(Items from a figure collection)
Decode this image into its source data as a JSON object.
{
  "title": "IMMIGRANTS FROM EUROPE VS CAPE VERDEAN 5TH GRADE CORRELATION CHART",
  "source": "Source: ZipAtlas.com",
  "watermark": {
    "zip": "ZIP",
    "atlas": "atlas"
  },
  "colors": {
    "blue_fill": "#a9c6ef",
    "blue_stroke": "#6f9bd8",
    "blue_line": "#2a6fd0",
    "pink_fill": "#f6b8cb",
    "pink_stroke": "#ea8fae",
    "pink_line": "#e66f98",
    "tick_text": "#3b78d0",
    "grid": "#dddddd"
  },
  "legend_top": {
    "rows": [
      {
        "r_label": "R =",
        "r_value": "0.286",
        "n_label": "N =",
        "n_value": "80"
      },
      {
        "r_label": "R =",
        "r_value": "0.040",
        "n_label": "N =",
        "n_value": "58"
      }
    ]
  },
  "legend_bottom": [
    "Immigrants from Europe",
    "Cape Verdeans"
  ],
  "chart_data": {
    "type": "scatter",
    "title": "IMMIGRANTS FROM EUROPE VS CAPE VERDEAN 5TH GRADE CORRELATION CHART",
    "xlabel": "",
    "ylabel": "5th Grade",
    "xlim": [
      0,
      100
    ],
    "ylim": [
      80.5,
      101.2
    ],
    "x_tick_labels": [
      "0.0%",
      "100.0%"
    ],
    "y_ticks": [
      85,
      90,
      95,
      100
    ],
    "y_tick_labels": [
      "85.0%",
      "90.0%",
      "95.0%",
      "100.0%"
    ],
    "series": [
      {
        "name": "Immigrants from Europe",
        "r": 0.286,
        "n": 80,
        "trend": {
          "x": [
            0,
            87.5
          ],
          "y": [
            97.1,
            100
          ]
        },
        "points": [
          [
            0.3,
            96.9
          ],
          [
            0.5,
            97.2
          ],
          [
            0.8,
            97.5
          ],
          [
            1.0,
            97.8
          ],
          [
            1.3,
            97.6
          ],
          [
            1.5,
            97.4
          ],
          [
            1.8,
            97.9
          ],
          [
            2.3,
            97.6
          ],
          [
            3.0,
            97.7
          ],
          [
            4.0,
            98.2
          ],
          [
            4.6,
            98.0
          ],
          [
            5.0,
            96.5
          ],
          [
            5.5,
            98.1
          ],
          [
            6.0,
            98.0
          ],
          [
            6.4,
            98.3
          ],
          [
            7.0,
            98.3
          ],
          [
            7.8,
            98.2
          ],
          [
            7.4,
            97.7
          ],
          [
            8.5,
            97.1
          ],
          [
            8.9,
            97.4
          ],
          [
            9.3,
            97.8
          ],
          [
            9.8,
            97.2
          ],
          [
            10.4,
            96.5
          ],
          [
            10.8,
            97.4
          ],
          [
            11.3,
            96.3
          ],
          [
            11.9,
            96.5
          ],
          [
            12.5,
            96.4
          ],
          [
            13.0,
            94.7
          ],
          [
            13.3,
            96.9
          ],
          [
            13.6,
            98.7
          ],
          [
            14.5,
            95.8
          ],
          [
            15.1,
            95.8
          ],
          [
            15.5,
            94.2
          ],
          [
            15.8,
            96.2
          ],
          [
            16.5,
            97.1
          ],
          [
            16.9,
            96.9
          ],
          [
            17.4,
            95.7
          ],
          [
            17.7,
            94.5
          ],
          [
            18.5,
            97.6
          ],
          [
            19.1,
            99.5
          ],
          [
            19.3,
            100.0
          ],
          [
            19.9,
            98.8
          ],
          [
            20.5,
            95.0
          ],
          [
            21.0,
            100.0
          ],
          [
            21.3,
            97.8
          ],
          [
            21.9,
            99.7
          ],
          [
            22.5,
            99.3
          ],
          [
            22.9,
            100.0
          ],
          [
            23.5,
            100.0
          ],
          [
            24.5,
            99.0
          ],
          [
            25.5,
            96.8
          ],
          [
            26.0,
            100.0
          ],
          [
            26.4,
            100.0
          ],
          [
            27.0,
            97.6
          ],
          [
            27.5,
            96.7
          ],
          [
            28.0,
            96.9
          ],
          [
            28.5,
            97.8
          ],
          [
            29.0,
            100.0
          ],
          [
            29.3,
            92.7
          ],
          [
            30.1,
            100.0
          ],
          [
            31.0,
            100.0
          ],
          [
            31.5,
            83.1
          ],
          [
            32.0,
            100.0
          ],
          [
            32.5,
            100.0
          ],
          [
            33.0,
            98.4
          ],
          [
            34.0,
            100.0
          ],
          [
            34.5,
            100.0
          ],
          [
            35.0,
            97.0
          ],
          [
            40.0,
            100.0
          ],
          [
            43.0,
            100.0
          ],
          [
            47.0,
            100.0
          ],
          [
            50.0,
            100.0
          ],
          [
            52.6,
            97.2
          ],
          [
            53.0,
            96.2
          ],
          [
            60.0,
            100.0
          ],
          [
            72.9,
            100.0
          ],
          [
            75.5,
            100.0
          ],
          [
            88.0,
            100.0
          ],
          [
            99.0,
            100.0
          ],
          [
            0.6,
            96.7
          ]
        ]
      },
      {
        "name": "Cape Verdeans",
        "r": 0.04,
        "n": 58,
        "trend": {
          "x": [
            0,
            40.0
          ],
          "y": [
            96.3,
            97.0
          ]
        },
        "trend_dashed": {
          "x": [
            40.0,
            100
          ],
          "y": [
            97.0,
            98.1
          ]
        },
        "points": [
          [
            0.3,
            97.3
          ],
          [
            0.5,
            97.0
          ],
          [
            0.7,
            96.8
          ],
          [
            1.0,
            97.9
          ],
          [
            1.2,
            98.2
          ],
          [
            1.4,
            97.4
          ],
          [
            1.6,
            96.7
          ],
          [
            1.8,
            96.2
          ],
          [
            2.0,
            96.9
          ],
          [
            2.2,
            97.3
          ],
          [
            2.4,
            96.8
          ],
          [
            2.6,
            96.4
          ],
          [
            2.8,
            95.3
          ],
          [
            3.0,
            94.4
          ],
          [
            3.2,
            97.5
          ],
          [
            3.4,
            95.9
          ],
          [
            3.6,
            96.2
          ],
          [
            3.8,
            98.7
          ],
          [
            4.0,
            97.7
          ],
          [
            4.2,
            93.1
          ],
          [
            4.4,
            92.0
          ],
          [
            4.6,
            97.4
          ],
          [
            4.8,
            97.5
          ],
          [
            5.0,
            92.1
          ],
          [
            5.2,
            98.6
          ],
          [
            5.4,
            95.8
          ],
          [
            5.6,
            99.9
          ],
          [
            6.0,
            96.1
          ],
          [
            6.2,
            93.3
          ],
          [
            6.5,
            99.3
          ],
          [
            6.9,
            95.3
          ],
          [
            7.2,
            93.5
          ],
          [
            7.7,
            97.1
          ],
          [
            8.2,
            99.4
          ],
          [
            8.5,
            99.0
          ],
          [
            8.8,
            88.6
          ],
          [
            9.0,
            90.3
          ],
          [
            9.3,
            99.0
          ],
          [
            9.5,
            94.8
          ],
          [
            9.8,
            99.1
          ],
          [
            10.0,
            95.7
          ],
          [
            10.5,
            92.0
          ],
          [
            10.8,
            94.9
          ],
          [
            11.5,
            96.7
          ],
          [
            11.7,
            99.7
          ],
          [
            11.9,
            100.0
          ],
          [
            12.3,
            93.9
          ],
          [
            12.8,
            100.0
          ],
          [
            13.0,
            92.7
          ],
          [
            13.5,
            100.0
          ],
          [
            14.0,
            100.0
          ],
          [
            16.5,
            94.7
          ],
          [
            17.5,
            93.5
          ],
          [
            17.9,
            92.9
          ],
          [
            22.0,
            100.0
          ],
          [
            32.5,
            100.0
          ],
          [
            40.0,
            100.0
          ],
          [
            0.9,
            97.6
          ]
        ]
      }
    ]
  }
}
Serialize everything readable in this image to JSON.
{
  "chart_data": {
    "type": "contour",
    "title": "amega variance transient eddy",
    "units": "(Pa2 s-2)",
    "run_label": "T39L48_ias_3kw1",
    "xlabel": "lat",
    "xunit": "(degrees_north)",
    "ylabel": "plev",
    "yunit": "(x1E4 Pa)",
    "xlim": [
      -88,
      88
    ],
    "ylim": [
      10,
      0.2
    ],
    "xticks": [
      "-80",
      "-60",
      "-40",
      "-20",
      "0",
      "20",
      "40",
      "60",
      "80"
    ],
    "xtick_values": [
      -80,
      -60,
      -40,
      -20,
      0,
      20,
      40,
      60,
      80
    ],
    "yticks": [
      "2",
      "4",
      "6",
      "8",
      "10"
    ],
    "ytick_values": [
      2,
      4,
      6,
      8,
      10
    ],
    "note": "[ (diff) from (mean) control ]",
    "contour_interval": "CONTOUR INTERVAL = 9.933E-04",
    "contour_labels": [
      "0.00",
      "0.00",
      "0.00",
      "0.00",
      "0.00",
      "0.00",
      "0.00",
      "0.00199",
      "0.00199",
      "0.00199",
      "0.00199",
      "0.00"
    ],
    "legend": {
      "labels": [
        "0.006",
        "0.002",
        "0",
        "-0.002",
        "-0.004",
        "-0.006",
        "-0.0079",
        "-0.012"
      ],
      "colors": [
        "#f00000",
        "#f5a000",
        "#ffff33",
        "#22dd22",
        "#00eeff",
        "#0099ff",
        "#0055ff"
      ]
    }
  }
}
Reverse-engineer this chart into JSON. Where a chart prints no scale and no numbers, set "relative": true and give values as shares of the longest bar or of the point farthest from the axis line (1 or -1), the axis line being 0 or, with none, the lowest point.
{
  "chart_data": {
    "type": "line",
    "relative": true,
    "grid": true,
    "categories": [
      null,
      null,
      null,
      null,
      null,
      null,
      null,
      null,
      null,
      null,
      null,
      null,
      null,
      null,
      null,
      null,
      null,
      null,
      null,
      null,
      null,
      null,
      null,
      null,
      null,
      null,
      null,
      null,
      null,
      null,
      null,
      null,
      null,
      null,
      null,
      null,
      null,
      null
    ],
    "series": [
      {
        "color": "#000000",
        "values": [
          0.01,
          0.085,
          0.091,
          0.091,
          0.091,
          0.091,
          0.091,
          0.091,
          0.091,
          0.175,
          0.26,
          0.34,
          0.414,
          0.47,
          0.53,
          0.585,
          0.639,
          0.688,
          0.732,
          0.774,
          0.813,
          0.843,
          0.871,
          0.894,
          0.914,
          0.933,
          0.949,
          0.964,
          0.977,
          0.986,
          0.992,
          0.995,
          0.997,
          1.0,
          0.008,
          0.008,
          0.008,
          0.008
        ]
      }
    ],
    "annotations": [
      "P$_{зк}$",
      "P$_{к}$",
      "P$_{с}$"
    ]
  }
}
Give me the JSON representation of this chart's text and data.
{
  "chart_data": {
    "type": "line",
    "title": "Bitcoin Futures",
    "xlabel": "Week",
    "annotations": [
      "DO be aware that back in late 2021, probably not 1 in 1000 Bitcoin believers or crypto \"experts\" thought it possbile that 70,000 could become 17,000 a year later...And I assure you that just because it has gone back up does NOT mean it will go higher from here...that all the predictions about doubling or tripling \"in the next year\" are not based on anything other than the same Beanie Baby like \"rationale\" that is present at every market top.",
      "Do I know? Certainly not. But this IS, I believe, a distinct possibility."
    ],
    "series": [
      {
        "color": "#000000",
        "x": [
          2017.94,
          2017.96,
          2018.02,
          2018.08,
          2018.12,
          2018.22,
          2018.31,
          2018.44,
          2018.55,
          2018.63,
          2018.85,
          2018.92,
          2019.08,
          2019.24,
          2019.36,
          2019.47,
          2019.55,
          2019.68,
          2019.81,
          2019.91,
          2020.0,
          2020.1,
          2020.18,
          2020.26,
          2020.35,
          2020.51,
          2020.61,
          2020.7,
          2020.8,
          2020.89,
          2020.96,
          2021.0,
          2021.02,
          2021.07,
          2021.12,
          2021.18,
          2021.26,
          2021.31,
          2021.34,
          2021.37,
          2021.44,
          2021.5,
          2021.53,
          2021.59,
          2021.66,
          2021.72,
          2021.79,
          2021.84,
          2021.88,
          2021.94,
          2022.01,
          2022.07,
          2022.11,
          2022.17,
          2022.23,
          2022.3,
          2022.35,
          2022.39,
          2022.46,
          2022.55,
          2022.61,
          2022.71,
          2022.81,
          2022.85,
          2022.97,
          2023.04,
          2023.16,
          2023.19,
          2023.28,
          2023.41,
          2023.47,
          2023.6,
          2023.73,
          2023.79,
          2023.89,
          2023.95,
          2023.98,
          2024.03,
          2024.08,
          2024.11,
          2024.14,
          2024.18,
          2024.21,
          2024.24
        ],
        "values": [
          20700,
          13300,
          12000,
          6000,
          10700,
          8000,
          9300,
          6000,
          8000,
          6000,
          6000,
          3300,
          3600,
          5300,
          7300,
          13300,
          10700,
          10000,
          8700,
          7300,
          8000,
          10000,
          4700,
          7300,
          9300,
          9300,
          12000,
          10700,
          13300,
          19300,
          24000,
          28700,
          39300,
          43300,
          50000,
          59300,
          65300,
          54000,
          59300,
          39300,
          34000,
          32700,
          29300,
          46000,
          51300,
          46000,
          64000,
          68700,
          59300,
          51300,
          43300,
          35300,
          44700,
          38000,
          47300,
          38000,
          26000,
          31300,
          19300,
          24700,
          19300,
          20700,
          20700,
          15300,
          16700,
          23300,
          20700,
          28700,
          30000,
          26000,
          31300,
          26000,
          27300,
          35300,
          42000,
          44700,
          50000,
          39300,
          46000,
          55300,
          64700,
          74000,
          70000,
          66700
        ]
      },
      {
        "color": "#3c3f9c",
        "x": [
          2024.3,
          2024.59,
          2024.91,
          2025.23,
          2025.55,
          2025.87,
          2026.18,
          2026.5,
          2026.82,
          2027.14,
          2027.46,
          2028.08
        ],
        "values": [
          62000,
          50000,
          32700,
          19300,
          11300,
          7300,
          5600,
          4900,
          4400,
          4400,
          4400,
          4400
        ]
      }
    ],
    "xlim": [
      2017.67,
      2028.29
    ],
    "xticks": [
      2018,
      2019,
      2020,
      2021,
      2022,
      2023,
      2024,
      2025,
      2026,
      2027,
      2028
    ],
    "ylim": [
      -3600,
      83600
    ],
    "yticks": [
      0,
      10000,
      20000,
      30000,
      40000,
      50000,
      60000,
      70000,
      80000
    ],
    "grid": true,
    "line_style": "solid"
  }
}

◆ What is expected
Of all the lines in the listing above, how many include "type"? Write only the number.

◆ Task result
4